-- start of DATA SECTION --

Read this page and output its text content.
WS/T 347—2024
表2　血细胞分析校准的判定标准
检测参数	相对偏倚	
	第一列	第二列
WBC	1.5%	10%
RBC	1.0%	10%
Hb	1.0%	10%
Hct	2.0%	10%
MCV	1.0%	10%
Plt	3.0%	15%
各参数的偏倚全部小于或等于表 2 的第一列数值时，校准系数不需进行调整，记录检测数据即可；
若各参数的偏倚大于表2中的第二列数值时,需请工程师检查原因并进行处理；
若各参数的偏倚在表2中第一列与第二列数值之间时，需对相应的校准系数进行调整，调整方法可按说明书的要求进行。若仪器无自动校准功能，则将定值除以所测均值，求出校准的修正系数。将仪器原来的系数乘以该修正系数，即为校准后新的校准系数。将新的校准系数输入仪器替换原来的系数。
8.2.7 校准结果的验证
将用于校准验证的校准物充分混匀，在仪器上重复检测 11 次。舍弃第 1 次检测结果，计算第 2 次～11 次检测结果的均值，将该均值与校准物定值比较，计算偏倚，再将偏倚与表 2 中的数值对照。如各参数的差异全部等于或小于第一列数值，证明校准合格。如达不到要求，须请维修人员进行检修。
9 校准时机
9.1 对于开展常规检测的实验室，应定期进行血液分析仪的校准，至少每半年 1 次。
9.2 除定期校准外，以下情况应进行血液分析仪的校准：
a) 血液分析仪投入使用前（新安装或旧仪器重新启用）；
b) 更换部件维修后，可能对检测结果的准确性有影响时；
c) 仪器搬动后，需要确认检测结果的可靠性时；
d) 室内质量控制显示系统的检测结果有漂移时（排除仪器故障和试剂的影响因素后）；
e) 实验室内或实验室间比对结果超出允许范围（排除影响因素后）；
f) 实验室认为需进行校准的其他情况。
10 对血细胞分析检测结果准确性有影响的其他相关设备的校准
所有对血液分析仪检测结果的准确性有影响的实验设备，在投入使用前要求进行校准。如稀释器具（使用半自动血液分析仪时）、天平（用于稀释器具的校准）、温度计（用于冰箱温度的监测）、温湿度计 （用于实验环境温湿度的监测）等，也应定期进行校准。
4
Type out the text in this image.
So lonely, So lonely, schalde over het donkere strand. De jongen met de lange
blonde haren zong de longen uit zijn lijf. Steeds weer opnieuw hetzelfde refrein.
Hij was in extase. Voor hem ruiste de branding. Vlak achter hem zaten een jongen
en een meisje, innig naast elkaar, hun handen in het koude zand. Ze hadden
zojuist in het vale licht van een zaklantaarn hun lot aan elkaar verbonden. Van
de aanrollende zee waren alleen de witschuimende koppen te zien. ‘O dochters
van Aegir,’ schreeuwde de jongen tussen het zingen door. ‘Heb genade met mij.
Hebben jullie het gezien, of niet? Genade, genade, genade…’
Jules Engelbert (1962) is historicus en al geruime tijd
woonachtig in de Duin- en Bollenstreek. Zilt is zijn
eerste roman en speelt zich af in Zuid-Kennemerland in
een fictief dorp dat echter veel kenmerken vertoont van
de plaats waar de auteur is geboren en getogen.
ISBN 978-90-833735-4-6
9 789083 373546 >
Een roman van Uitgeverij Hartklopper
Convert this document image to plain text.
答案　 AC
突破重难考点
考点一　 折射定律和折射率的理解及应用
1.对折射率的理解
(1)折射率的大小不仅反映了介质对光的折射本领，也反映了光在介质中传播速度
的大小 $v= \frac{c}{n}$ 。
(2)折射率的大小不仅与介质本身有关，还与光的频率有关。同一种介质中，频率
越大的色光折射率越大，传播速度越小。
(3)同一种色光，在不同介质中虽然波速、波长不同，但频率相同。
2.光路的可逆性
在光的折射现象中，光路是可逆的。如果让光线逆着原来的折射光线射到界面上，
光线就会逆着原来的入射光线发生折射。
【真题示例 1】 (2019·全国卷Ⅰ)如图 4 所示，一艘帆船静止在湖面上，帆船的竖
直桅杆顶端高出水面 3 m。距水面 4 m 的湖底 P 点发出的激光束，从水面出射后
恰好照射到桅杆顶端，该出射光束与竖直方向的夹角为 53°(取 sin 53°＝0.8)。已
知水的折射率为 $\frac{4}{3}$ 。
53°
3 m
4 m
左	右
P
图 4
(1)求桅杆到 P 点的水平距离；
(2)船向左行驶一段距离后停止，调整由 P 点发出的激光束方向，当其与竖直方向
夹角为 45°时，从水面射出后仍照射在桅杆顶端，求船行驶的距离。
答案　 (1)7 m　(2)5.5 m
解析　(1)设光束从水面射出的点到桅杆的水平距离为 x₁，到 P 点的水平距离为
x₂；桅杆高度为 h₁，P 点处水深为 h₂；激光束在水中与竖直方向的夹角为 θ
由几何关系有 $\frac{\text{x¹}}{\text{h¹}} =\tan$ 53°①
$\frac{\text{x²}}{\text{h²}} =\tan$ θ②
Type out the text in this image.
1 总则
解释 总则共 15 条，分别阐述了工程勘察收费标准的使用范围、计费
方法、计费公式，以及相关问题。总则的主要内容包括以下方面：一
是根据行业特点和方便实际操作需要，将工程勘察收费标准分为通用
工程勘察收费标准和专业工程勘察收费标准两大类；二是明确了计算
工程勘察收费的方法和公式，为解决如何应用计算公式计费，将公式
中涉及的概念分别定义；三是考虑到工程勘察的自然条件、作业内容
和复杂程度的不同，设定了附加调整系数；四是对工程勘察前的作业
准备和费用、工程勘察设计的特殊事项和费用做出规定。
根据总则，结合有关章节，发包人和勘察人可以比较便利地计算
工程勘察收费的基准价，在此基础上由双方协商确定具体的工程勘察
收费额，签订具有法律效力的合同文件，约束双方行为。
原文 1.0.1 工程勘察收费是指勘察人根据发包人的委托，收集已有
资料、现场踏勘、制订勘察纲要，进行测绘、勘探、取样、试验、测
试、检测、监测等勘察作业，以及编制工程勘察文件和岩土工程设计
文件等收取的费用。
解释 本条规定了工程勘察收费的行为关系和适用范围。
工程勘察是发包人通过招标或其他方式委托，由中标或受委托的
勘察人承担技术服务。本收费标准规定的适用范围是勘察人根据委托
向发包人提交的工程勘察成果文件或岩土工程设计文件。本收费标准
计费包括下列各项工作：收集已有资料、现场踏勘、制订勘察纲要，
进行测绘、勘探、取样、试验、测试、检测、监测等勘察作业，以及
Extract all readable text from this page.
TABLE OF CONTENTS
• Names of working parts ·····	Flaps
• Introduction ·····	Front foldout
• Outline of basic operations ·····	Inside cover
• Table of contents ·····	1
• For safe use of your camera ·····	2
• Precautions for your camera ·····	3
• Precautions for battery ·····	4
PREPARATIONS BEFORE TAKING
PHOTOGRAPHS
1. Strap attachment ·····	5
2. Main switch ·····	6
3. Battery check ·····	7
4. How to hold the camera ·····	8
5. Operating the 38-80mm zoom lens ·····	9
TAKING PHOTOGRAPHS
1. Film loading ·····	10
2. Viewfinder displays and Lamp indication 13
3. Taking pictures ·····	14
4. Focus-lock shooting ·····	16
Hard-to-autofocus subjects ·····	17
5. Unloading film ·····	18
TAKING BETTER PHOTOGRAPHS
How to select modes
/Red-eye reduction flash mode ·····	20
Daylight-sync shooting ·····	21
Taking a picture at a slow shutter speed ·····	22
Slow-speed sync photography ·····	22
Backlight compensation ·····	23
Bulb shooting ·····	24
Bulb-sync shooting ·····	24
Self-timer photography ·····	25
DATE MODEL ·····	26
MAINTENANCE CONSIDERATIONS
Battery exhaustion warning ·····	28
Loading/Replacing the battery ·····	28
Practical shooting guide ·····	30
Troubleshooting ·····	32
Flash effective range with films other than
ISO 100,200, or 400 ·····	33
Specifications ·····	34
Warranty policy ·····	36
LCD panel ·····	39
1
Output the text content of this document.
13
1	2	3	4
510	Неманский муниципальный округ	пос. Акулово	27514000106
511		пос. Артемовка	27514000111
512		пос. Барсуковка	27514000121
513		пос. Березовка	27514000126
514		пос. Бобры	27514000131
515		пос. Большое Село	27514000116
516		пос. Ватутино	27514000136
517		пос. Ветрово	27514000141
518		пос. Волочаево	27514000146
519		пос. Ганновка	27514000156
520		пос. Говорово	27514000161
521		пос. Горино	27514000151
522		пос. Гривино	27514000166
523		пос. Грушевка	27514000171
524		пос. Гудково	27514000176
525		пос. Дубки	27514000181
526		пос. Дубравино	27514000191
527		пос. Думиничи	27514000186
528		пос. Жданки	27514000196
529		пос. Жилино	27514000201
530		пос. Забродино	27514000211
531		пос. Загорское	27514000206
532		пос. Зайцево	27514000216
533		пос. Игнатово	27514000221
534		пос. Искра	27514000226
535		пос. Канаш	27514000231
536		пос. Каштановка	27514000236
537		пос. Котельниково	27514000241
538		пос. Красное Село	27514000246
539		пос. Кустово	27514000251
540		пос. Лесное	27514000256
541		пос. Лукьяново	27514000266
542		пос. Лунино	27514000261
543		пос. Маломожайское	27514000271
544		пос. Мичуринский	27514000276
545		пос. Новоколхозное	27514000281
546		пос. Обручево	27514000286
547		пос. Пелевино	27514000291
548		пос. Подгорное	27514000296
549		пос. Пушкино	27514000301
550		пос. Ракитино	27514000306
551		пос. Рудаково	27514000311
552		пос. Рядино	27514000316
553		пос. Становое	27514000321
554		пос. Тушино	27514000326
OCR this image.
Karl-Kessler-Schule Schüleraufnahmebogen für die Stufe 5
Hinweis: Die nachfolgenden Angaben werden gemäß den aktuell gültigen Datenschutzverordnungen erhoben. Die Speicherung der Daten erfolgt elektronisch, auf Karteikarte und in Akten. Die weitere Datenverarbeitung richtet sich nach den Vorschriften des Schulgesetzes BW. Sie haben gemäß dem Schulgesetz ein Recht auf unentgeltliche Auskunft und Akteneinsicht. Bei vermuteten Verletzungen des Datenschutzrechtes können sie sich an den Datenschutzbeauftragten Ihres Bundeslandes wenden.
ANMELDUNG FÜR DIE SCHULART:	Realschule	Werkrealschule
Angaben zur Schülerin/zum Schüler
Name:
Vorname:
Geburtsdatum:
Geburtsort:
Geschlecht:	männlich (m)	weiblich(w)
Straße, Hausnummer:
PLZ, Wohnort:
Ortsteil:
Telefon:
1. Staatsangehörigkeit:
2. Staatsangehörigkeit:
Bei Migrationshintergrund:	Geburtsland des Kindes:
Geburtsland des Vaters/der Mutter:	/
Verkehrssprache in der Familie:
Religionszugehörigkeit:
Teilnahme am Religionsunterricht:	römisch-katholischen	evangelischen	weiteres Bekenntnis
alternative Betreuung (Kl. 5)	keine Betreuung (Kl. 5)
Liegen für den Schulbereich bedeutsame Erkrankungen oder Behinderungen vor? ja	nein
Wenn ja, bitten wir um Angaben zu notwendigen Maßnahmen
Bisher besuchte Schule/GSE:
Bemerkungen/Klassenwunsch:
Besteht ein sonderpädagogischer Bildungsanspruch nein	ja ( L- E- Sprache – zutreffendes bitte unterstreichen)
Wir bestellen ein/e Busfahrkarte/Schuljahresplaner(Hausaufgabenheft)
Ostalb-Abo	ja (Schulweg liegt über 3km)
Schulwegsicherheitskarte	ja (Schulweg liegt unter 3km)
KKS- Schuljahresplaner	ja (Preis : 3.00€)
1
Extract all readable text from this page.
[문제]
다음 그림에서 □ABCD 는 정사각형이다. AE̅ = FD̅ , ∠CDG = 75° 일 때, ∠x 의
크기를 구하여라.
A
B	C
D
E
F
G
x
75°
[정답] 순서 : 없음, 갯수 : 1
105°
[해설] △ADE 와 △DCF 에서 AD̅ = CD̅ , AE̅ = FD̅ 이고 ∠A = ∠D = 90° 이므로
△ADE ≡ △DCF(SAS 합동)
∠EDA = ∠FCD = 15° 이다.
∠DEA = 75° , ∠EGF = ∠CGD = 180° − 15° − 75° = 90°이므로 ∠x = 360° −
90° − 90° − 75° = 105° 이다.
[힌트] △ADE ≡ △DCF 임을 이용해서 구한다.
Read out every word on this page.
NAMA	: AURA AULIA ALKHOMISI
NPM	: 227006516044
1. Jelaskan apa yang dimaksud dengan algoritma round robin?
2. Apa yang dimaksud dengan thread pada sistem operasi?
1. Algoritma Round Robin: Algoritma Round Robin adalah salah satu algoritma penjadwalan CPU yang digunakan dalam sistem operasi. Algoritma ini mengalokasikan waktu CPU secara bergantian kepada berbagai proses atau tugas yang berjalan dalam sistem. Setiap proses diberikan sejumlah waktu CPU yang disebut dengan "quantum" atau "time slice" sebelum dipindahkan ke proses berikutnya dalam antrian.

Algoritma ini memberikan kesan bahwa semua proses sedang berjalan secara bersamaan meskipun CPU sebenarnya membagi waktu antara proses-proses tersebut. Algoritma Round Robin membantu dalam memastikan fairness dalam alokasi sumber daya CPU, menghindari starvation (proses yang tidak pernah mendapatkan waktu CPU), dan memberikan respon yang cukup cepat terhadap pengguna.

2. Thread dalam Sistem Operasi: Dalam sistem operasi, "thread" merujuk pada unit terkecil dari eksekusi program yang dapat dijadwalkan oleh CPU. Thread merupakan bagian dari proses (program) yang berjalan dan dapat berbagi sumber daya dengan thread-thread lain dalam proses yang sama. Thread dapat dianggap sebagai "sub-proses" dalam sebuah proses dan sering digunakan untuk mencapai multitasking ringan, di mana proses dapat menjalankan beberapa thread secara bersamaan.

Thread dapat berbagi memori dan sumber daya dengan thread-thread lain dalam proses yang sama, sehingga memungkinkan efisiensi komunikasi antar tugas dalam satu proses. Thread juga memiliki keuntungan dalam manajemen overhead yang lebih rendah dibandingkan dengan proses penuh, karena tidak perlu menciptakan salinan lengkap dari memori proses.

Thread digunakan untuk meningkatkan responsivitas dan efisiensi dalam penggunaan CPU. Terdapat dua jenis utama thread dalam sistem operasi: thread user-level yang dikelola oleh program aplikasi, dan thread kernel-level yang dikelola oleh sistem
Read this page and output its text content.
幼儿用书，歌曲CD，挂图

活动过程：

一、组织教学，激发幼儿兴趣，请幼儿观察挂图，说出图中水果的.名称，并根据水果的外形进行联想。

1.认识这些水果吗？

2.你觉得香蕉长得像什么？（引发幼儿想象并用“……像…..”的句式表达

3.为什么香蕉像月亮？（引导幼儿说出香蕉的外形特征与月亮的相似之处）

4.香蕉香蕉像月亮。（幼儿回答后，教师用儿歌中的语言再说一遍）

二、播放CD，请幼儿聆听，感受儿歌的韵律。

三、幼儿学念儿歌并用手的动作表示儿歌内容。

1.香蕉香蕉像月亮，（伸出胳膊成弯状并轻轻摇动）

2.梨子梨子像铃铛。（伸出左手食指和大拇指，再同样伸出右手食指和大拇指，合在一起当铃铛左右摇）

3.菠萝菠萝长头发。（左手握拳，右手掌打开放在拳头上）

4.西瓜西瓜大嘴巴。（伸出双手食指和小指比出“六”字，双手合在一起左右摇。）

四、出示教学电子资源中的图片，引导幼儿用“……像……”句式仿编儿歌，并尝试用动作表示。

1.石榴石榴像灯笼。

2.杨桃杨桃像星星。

-- end of DATA SECTION --

● **WHAT TO DO**:
Gather and copy every line of the data in which the string "sistem" is found.

● **REPLY**:
2. Apa yang dimaksud dengan thread pada sistem operasi?
1. Algoritma Round Robin: Algoritma Round Robin adalah salah satu algoritma penjadwalan CPU yang digunakan dalam sistem operasi. Algoritma ini mengalokasikan waktu CPU secara bergantian kepada berbagai proses atau tugas yang berjalan dalam sistem. Setiap proses diberikan sejumlah waktu CPU yang disebut dengan "quantum" atau "time slice" sebelum dipindahkan ke proses berikutnya dalam antrian.
2. Thread dalam Sistem Operasi: Dalam sistem operasi, "thread" merujuk pada unit terkecil dari eksekusi program yang dapat dijadwalkan oleh CPU. Thread merupakan bagian dari proses (program) yang berjalan dan dapat berbagi sumber daya dengan thread-thread lain dalam proses yang sama. Thread dapat dianggap sebagai "sub-proses" dalam sebuah proses dan sering digunakan untuk mencapai multitasking ringan, di mana proses dapat menjalankan beberapa thread secara bersamaan.
Thread digunakan untuk meningkatkan responsivitas dan efisiensi dalam penggunaan CPU. Terdapat dua jenis utama thread dalam sistem operasi: thread user-level yang dikelola oleh program aplikasi, dan thread kernel-level yang dikelola oleh sistem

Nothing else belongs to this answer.